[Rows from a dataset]
···

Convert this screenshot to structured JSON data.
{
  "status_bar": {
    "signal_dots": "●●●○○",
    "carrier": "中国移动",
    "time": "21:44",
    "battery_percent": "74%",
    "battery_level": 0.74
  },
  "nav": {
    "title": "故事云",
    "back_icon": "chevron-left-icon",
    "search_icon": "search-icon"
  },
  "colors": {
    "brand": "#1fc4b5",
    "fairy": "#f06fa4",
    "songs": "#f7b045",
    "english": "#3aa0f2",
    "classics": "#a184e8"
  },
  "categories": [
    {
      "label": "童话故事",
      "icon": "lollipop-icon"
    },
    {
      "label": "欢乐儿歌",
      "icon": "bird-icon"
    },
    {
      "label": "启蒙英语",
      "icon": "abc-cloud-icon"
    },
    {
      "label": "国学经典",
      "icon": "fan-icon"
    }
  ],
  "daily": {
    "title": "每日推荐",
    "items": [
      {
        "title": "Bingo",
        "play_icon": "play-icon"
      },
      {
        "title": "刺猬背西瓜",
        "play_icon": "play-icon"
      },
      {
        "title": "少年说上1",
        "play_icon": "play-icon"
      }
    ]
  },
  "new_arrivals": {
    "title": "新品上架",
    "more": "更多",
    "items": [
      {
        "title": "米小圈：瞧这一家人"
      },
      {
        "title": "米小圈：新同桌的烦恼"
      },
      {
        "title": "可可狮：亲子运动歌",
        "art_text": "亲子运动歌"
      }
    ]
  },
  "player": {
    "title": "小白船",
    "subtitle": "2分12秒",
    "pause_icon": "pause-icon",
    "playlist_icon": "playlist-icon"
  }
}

···

* [Stated task] Gather all the lines that include the word "icon" and copy them out.

* [Task solution]
    "back_icon": "chevron-left-icon",
    "search_icon": "search-icon"
      "icon": "lollipop-icon"
      "icon": "bird-icon"
      "icon": "abc-cloud-icon"
      "icon": "fan-icon"
        "play_icon": "play-icon"
        "play_icon": "play-icon"
        "play_icon": "play-icon"
    "pause_icon": "pause-icon",
    "playlist_icon": "playlist-icon"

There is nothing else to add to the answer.